** Start of PROVIDED ENTRIES **
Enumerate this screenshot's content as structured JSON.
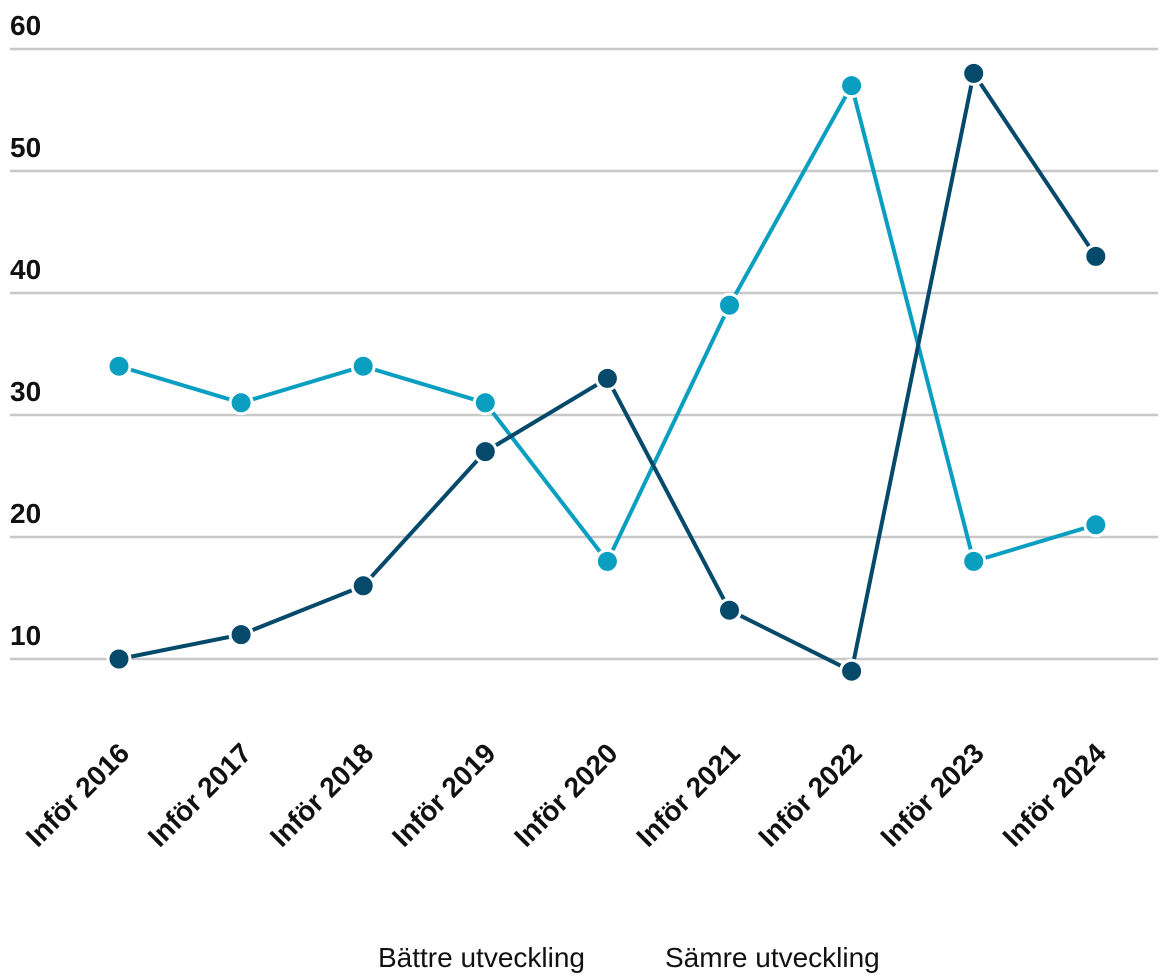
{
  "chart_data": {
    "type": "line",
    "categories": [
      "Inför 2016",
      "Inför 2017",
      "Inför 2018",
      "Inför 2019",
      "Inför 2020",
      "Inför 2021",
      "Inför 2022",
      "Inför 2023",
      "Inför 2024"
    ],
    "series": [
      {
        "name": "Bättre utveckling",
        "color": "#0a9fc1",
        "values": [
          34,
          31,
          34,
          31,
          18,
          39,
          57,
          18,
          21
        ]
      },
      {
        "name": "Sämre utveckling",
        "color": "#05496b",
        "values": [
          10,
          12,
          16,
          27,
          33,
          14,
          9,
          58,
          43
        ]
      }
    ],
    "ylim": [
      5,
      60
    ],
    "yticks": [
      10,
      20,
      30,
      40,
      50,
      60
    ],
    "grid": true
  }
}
** End of PROVIDED ENTRIES **
** Start of PROVIDED ENTRIES **
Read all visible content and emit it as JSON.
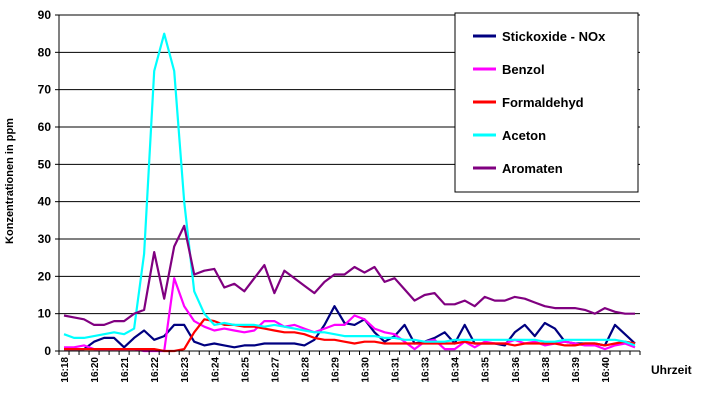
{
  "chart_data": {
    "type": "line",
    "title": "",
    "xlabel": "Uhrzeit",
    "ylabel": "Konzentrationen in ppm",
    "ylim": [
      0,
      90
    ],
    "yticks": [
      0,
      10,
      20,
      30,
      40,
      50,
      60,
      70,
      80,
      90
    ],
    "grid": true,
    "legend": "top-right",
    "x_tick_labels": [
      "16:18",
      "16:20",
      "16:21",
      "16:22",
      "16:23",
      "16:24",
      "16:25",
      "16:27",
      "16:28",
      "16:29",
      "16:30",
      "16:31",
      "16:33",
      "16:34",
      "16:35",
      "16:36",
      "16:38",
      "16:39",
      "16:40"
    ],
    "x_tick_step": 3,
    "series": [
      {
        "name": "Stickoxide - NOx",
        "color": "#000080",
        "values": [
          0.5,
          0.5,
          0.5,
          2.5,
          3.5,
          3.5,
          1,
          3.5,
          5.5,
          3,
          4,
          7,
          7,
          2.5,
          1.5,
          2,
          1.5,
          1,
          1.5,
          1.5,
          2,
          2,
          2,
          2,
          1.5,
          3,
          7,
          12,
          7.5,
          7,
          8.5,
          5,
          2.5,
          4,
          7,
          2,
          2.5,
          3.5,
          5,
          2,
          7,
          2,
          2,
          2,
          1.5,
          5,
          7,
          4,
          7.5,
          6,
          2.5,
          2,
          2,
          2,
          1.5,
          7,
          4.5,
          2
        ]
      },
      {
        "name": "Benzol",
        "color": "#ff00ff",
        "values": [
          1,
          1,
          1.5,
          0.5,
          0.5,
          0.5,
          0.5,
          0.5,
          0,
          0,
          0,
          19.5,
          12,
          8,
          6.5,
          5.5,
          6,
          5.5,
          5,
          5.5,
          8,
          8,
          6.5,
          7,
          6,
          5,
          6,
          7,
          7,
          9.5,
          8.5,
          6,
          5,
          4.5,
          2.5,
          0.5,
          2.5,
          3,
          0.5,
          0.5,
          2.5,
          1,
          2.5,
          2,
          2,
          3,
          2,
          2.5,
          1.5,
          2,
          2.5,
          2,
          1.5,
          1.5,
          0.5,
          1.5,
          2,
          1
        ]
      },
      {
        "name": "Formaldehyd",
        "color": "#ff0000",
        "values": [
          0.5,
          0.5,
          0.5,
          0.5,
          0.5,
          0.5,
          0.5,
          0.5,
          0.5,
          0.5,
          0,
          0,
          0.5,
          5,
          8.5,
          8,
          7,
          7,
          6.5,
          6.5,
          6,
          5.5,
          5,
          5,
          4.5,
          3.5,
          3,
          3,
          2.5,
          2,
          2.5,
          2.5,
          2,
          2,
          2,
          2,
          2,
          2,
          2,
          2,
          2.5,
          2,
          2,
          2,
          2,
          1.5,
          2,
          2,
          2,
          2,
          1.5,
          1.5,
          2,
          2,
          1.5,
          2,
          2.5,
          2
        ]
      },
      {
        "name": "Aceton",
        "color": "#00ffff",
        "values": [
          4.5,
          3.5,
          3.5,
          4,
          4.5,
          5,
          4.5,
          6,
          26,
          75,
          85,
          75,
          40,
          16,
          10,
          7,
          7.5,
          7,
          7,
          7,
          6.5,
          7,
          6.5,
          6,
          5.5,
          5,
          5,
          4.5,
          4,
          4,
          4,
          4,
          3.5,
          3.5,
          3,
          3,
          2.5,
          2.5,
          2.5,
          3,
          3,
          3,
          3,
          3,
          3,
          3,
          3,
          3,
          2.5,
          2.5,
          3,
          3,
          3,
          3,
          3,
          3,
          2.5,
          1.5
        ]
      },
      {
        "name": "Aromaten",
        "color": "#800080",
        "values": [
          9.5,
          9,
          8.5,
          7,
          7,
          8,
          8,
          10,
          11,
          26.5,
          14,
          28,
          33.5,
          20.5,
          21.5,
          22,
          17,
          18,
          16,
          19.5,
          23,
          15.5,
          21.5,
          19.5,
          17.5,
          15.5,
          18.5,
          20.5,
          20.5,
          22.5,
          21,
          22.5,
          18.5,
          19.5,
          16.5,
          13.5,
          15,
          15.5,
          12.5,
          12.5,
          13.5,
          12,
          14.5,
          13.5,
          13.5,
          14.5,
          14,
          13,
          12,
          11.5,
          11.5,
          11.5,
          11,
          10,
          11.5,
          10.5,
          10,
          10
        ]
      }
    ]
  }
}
** End of PROVIDED ENTRIES **
** Start of PROVIDED ENTRIES **
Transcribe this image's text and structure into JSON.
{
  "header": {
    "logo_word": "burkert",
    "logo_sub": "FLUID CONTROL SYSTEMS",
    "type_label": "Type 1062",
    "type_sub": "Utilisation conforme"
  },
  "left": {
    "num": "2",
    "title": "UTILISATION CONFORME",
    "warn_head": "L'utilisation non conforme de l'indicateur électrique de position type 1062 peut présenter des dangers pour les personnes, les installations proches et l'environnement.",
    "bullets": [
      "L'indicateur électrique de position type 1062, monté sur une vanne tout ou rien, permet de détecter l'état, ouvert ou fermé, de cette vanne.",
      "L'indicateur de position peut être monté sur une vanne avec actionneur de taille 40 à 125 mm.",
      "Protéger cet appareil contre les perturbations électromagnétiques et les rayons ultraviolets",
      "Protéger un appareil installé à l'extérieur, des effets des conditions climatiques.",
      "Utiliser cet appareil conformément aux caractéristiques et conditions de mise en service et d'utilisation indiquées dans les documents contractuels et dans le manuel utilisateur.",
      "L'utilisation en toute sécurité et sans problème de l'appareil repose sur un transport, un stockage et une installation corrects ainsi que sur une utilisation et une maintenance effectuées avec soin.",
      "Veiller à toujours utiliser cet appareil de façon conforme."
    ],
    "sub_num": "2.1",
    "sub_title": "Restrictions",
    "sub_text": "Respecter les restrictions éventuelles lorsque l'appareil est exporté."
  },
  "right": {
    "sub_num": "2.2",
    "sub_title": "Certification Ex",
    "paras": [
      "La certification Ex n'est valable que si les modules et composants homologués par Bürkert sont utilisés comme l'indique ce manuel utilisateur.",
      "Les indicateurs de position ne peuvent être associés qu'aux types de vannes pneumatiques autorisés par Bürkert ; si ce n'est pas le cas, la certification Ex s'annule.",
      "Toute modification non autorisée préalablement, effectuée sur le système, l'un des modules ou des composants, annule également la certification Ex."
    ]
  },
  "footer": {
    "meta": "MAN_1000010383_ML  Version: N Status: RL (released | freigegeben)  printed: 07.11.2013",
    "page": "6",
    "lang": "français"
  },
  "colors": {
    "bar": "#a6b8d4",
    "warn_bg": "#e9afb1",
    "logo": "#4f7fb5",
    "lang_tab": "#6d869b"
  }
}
** End of PROVIDED ENTRIES **
PROBLEM DESCRIPTION -
List all lines holding the string "peut".

RIGHT ANSWER -
    "warn_head": "L'utilisation non conforme de l'indicateur électrique de position type 1062 peut présenter des dangers pour les personnes, les installations proches et l'environnement.",
      "L'indicateur de position peut être monté sur une vanne avec actionneur de taille 40 à 125 mm.",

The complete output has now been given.